WHAT IS EXPECTED
Gather up the lines that contain "JSON".

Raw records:
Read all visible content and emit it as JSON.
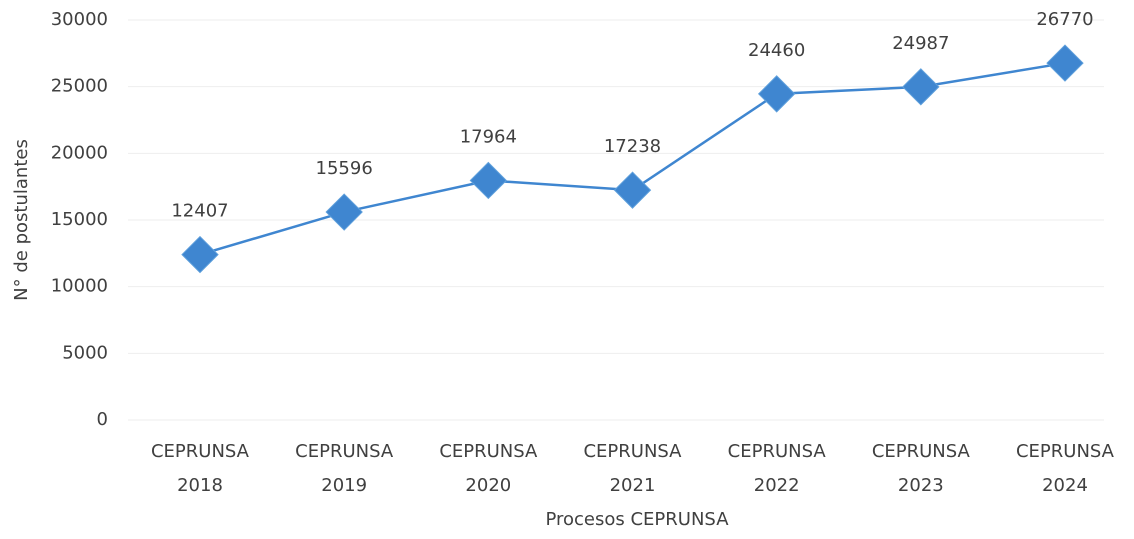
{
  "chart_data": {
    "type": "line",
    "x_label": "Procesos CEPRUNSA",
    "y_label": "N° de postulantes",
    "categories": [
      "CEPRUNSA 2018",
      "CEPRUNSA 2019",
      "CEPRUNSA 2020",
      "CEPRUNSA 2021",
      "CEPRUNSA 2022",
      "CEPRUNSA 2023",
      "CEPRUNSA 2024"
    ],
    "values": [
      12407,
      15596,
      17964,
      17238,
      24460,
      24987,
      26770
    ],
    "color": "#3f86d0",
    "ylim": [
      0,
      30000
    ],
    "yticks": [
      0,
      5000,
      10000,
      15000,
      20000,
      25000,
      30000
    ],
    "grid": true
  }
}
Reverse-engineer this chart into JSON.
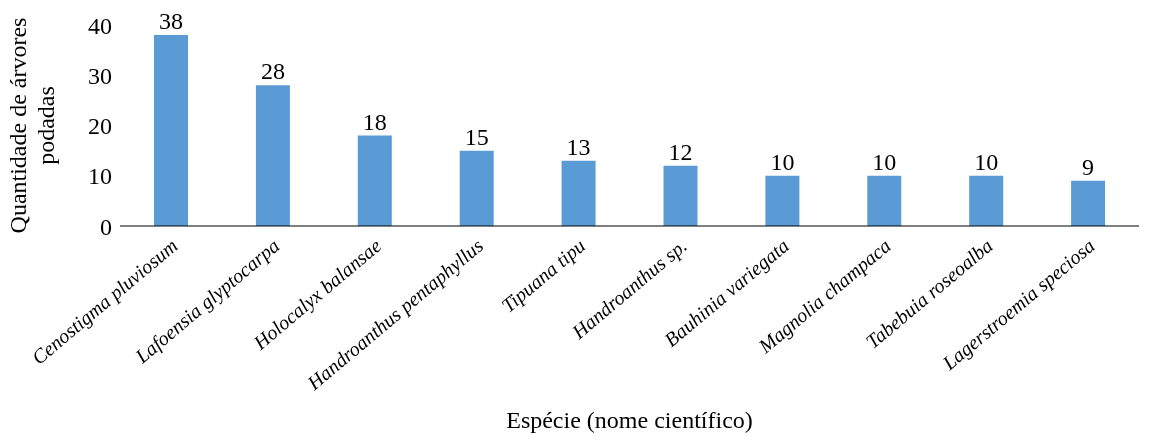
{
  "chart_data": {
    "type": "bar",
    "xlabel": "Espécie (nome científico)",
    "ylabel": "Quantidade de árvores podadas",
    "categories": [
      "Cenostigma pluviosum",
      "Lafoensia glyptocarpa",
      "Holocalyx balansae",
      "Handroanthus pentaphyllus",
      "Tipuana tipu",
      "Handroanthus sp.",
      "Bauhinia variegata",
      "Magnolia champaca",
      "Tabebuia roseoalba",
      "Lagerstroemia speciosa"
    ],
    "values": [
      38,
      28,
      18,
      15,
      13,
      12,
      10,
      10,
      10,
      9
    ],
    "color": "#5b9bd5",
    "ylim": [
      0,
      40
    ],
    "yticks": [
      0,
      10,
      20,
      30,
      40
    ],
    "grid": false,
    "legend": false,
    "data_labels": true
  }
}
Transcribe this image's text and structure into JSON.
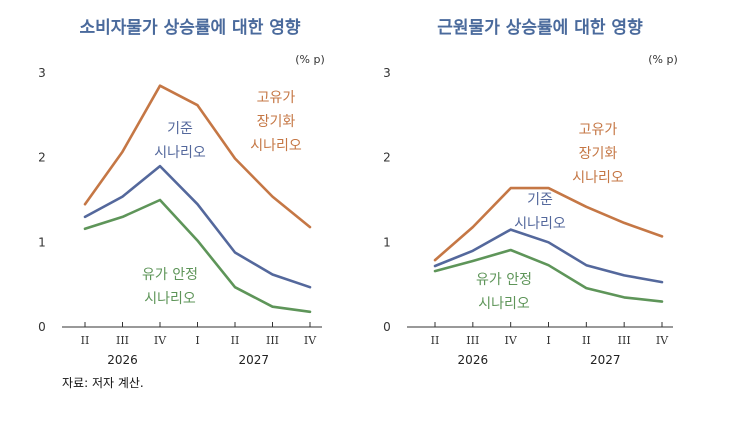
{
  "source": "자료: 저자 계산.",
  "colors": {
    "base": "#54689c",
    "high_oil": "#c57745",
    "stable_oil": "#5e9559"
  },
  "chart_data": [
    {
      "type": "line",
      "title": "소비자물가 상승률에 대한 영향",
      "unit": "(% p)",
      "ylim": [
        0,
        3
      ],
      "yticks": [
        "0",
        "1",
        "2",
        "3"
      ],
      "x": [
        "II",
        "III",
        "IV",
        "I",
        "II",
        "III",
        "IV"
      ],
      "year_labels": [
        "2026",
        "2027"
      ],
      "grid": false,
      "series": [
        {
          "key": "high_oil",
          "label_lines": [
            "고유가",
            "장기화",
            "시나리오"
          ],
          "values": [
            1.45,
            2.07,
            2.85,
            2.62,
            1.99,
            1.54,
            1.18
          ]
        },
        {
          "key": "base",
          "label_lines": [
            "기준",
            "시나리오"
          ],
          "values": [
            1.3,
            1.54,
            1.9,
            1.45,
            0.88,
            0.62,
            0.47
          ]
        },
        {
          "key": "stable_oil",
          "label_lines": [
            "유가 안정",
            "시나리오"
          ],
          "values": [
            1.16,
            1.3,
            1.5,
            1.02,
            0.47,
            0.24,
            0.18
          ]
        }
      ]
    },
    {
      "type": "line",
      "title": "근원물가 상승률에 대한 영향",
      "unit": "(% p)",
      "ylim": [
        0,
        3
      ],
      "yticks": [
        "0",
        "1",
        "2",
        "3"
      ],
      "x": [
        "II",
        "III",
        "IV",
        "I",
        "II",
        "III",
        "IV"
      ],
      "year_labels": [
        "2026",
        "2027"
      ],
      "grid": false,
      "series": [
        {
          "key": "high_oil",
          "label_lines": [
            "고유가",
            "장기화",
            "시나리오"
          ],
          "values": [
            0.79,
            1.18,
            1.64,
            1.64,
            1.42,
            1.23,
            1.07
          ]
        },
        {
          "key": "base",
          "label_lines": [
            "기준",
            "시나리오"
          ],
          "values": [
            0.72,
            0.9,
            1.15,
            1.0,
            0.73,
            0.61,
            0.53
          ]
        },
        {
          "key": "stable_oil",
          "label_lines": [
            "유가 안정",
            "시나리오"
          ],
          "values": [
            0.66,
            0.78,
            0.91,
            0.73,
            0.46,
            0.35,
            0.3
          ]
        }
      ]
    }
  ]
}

* * *

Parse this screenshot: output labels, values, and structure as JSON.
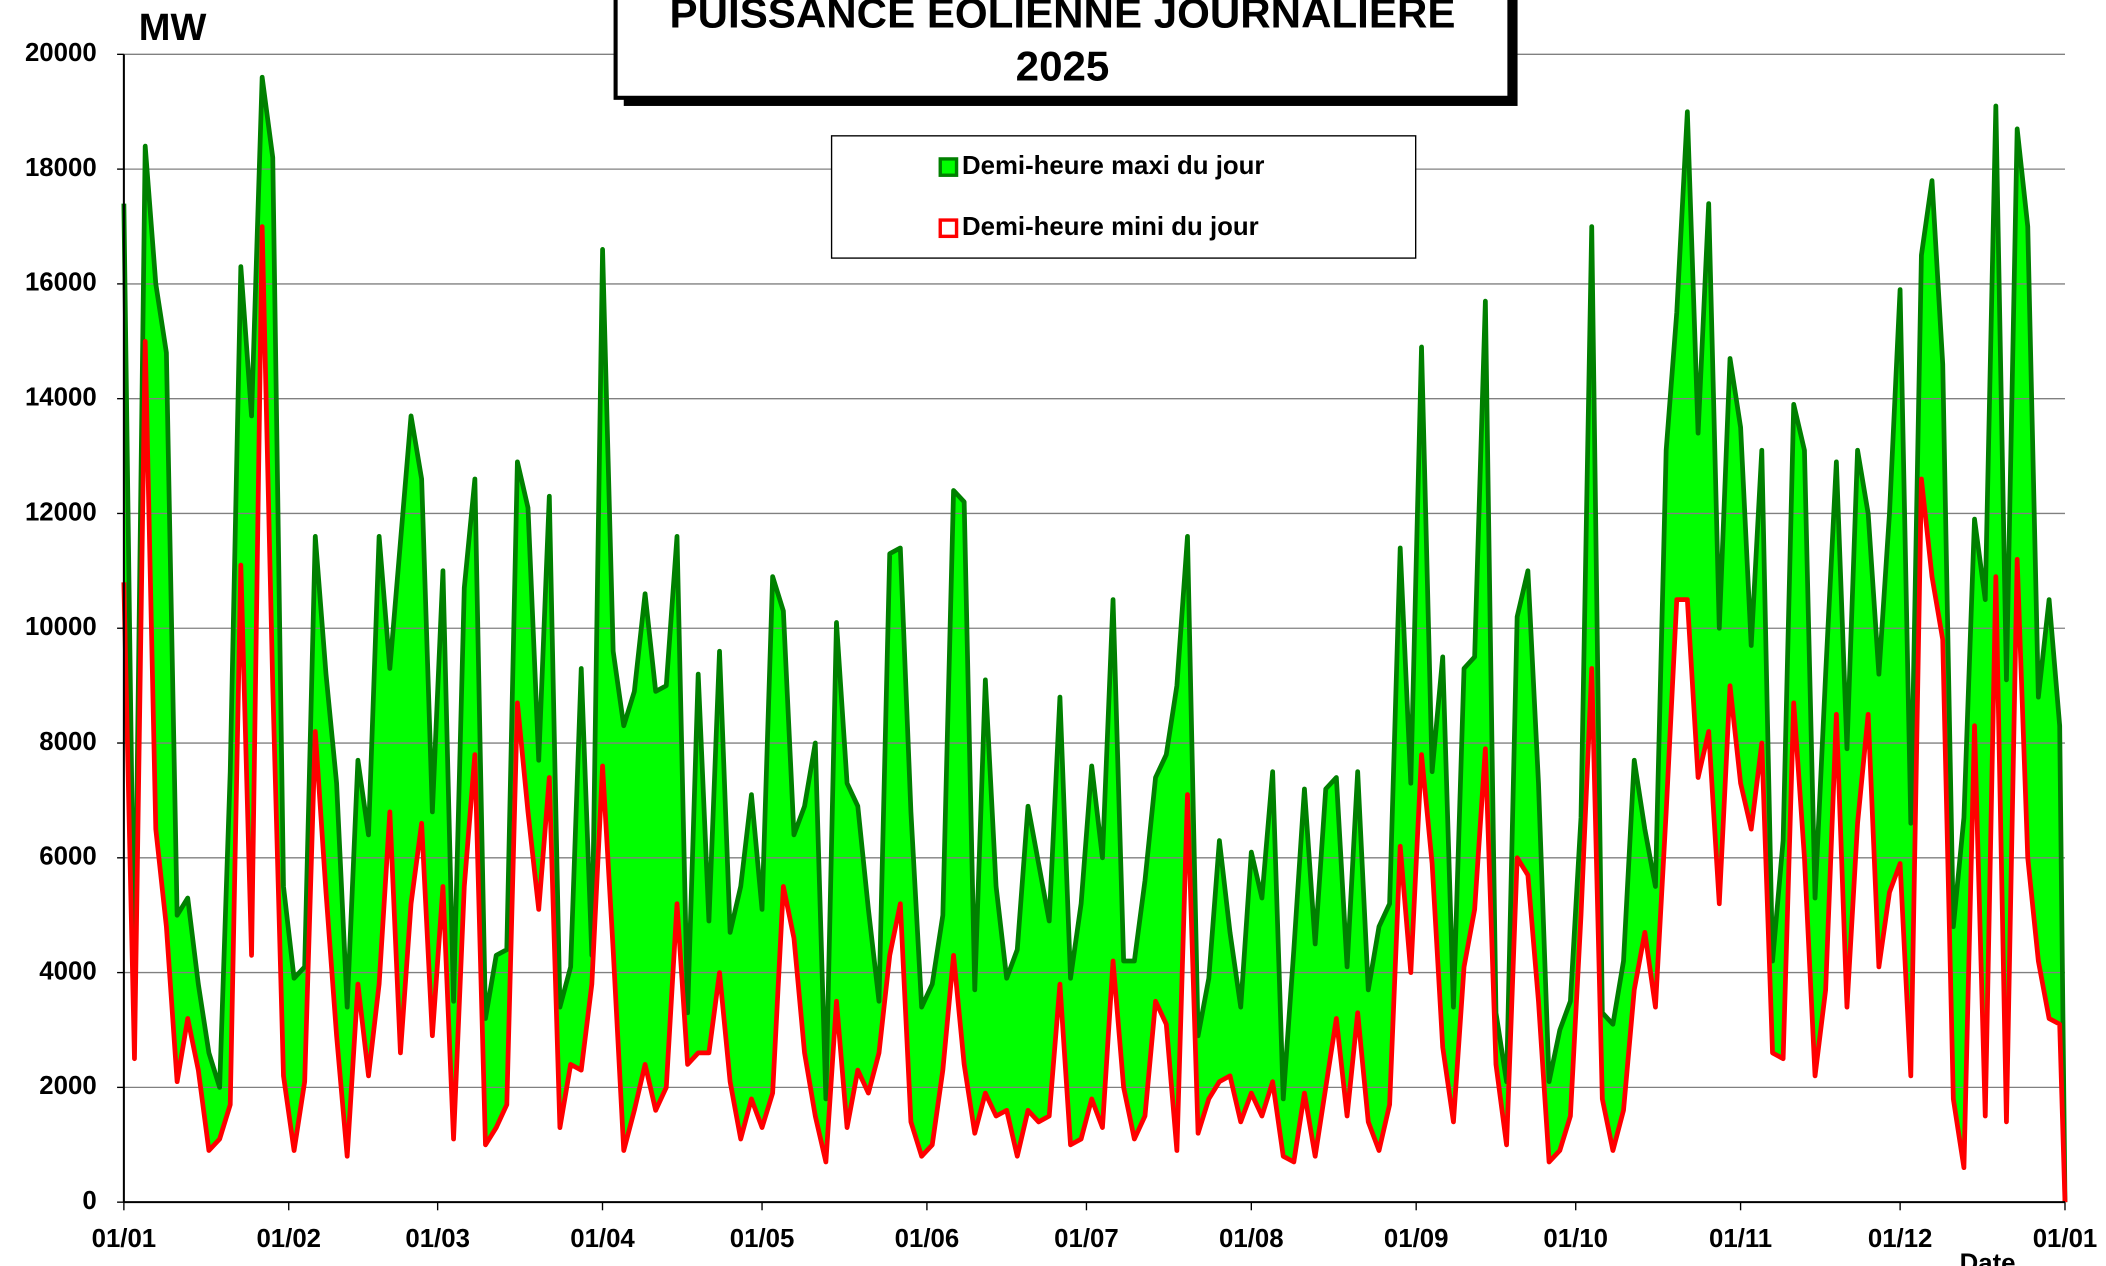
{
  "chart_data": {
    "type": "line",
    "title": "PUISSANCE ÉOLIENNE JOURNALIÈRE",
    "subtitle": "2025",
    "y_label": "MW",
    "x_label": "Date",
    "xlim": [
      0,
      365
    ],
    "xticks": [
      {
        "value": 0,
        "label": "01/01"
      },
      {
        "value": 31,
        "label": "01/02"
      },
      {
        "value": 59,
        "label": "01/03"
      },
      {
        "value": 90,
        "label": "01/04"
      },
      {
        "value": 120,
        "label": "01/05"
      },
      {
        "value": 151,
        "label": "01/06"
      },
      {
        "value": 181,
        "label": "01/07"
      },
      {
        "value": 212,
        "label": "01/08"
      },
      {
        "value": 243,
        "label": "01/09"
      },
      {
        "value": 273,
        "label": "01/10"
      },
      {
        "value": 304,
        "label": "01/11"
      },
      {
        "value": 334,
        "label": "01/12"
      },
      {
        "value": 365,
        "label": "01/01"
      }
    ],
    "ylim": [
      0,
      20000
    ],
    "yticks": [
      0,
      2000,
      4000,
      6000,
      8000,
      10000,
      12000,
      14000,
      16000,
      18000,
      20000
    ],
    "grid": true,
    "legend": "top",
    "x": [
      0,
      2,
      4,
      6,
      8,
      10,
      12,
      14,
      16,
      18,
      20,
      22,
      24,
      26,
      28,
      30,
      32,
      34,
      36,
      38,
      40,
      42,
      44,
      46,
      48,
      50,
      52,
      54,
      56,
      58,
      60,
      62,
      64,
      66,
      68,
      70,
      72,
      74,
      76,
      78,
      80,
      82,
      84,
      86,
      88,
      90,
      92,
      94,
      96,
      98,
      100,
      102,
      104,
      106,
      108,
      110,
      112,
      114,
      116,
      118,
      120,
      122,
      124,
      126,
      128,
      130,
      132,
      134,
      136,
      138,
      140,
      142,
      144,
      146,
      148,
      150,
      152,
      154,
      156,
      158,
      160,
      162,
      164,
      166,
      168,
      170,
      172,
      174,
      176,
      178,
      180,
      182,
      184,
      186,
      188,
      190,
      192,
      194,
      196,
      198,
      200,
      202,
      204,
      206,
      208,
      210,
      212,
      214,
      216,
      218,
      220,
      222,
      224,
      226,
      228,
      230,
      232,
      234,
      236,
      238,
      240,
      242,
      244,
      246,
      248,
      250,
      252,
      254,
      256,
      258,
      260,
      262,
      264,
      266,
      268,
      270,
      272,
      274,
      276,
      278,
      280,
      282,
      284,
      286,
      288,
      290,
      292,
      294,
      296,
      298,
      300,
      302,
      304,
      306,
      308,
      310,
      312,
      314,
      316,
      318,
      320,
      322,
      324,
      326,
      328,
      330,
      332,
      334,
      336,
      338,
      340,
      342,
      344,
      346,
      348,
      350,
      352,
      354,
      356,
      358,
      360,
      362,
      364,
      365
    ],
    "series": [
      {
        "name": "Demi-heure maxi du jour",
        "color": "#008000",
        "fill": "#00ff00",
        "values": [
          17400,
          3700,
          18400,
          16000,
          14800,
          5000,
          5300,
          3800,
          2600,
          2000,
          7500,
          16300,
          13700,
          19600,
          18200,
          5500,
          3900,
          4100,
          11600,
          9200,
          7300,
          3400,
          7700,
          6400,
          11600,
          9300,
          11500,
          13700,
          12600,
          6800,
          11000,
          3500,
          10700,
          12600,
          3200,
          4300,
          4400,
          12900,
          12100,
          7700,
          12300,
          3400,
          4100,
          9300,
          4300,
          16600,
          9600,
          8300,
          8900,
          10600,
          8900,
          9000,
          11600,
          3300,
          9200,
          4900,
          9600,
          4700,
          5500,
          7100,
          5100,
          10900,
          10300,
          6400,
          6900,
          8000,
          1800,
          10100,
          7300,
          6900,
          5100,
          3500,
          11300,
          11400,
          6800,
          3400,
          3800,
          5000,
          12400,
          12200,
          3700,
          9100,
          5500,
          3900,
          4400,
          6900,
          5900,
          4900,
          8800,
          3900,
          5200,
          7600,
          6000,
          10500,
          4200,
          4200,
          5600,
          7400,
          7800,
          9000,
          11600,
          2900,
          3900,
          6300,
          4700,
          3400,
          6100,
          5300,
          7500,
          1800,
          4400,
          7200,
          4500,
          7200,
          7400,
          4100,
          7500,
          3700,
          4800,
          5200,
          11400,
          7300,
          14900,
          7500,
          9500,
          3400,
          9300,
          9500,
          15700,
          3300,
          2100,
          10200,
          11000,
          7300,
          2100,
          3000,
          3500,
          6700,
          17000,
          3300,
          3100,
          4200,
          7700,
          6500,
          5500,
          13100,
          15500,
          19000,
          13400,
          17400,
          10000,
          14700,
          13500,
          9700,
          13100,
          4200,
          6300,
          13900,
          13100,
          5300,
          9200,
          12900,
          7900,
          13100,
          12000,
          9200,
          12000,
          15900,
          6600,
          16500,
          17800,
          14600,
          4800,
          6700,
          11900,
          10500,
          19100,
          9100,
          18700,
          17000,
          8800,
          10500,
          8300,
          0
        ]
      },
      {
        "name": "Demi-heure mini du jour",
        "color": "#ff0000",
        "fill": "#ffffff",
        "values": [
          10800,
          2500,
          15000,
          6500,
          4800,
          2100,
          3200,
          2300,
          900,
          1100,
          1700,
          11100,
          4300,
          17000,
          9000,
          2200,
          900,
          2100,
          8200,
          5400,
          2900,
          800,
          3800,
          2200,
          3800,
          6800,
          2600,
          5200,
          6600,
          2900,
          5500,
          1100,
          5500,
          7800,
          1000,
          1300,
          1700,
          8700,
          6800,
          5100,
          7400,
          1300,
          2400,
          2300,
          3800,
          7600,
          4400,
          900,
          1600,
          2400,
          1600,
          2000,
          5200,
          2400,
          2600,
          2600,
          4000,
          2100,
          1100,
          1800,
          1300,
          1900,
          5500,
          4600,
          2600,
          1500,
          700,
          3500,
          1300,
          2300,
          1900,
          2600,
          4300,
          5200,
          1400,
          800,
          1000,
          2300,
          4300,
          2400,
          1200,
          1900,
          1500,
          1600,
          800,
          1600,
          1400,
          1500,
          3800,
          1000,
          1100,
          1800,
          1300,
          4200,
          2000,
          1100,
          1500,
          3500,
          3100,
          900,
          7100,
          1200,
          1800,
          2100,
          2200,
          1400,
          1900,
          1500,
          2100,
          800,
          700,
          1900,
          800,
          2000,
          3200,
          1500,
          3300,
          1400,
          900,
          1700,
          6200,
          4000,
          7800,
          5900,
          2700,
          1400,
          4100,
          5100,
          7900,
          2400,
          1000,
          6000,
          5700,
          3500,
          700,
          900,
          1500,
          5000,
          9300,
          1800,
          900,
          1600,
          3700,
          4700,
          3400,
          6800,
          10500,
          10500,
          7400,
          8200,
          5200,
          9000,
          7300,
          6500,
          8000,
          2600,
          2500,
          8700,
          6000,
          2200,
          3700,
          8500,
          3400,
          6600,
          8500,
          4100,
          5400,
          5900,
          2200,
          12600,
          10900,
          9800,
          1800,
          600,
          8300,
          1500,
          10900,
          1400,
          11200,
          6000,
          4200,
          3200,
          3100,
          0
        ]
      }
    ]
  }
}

WRITTEN ANSWER
Read all visible content and emit it as JSON.
Reverse-engineer this chart into JSON.
Transcribe this image's text and structure into JSON.
Parse this screenshot: output labels, values, and structure as JSON.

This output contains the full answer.